[Required work]
Quote all entries in full, exactly.

..........

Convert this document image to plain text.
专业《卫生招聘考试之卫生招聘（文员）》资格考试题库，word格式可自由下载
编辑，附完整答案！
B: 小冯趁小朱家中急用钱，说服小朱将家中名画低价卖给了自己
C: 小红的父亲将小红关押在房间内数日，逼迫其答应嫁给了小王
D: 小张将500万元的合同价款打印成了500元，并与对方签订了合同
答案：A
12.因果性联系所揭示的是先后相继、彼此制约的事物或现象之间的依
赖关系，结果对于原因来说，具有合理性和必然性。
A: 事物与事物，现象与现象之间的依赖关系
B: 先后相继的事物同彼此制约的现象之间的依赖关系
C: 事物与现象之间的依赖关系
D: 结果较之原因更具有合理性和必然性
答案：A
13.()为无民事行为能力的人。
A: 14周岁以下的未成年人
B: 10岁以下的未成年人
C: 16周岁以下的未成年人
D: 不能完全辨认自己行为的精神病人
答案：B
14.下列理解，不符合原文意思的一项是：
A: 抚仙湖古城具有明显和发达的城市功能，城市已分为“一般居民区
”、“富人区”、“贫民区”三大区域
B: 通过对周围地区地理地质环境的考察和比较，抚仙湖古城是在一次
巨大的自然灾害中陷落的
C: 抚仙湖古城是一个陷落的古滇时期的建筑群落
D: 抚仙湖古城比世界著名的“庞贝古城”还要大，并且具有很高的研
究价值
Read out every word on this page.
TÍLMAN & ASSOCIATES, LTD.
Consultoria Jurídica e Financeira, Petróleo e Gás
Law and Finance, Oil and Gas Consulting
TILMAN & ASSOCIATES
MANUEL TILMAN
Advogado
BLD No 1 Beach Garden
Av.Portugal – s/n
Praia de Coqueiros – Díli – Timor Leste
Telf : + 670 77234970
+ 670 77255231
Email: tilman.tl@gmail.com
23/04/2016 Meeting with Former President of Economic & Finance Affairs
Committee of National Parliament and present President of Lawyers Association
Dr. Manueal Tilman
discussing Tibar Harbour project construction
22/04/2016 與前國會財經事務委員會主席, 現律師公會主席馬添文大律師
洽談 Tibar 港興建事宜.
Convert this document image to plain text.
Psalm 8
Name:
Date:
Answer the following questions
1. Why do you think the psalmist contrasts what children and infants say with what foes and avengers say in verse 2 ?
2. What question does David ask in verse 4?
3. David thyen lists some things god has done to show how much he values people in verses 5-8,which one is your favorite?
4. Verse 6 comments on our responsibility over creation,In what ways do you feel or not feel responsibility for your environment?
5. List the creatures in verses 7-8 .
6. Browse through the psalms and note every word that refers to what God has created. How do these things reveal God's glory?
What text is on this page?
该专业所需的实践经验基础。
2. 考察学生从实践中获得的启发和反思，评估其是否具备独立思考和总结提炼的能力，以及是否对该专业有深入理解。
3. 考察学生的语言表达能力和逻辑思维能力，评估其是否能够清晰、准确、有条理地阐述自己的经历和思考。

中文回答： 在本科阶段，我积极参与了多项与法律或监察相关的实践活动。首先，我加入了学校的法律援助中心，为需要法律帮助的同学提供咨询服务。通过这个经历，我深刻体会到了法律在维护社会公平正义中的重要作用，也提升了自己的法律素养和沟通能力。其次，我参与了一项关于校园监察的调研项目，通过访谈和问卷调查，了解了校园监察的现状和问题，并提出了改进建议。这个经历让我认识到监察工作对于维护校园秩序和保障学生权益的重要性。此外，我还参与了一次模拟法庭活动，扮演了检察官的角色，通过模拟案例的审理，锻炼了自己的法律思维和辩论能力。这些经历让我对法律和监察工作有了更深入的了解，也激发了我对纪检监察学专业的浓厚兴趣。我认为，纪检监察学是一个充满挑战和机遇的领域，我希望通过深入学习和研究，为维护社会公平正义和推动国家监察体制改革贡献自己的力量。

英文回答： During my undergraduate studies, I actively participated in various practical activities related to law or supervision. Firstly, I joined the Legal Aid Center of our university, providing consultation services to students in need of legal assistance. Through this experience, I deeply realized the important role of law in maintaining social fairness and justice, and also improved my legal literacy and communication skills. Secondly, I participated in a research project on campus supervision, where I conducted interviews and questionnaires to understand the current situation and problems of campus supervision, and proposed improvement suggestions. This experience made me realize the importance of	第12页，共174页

..........

[Solution to this exercise]
Convert this document image to plain text.
专业《卫生招聘考试之卫生招聘（文员）》资格考试题库，word格式可自由下载
编辑，附完整答案！
B: 小冯趁小朱家中急用钱，说服小朱将家中名画低价卖给了自己
C: 小红的父亲将小红关押在房间内数日，逼迫其答应嫁给了小王
D: 小张将500万元的合同价款打印成了500元，并与对方签订了合同
答案：A
12.因果性联系所揭示的是先后相继、彼此制约的事物或现象之间的依
赖关系，结果对于原因来说，具有合理性和必然性。
A: 事物与事物，现象与现象之间的依赖关系
B: 先后相继的事物同彼此制约的现象之间的依赖关系
C: 事物与现象之间的依赖关系
D: 结果较之原因更具有合理性和必然性
答案：A
13.()为无民事行为能力的人。
A: 14周岁以下的未成年人
B: 10岁以下的未成年人
C: 16周岁以下的未成年人
D: 不能完全辨认自己行为的精神病人
答案：B
14.下列理解，不符合原文意思的一项是：
A: 抚仙湖古城具有明显和发达的城市功能，城市已分为“一般居民区
”、“富人区”、“贫民区”三大区域
B: 通过对周围地区地理地质环境的考察和比较，抚仙湖古城是在一次
巨大的自然灾害中陷落的
C: 抚仙湖古城是一个陷落的古滇时期的建筑群落
D: 抚仙湖古城比世界著名的“庞贝古城”还要大，并且具有很高的研
究价值
Read out every word on this page.
TÍLMAN & ASSOCIATES, LTD.
Consultoria Jurídica e Financeira, Petróleo e Gás
Law and Finance, Oil and Gas Consulting
TILMAN & ASSOCIATES
MANUEL TILMAN
Advogado
BLD No 1 Beach Garden
Av.Portugal – s/n
Praia de Coqueiros – Díli – Timor Leste
Telf : + 670 77234970
+ 670 77255231
Email: tilman.tl@gmail.com
23/04/2016 Meeting with Former President of Economic & Finance Affairs
Committee of National Parliament and present President of Lawyers Association
Dr. Manueal Tilman
discussing Tibar Harbour project construction
22/04/2016 與前國會財經事務委員會主席, 現律師公會主席馬添文大律師
洽談 Tibar 港興建事宜.
Convert this document image to plain text.
Psalm 8
Name:
Date:
Answer the following questions
1. Why do you think the psalmist contrasts what children and infants say with what foes and avengers say in verse 2 ?
2. What question does David ask in verse 4?
3. David thyen lists some things god has done to show how much he values people in verses 5-8,which one is your favorite?
4. Verse 6 comments on our responsibility over creation,In what ways do you feel or not feel responsibility for your environment?
5. List the creatures in verses 7-8 .
6. Browse through the psalms and note every word that refers to what God has created. How do these things reveal God's glory?
What text is on this page?
该专业所需的实践经验基础。
2. 考察学生从实践中获得的启发和反思，评估其是否具备独立思考和总结提炼的能力，以及是否对该专业有深入理解。
3. 考察学生的语言表达能力和逻辑思维能力，评估其是否能够清晰、准确、有条理地阐述自己的经历和思考。

中文回答： 在本科阶段，我积极参与了多项与法律或监察相关的实践活动。首先，我加入了学校的法律援助中心，为需要法律帮助的同学提供咨询服务。通过这个经历，我深刻体会到了法律在维护社会公平正义中的重要作用，也提升了自己的法律素养和沟通能力。其次，我参与了一项关于校园监察的调研项目，通过访谈和问卷调查，了解了校园监察的现状和问题，并提出了改进建议。这个经历让我认识到监察工作对于维护校园秩序和保障学生权益的重要性。此外，我还参与了一次模拟法庭活动，扮演了检察官的角色，通过模拟案例的审理，锻炼了自己的法律思维和辩论能力。这些经历让我对法律和监察工作有了更深入的了解，也激发了我对纪检监察学专业的浓厚兴趣。我认为，纪检监察学是一个充满挑战和机遇的领域，我希望通过深入学习和研究，为维护社会公平正义和推动国家监察体制改革贡献自己的力量。

英文回答： During my undergraduate studies, I actively participated in various practical activities related to law or supervision. Firstly, I joined the Legal Aid Center of our university, providing consultation services to students in need of legal assistance. Through this experience, I deeply realized the important role of law in maintaining social fairness and justice, and also improved my legal literacy and communication skills. Secondly, I participated in a research project on campus supervision, where I conducted interviews and questionnaires to understand the current situation and problems of campus supervision, and proposed improvement suggestions. This experience made me realize the importance of	第12页，共174页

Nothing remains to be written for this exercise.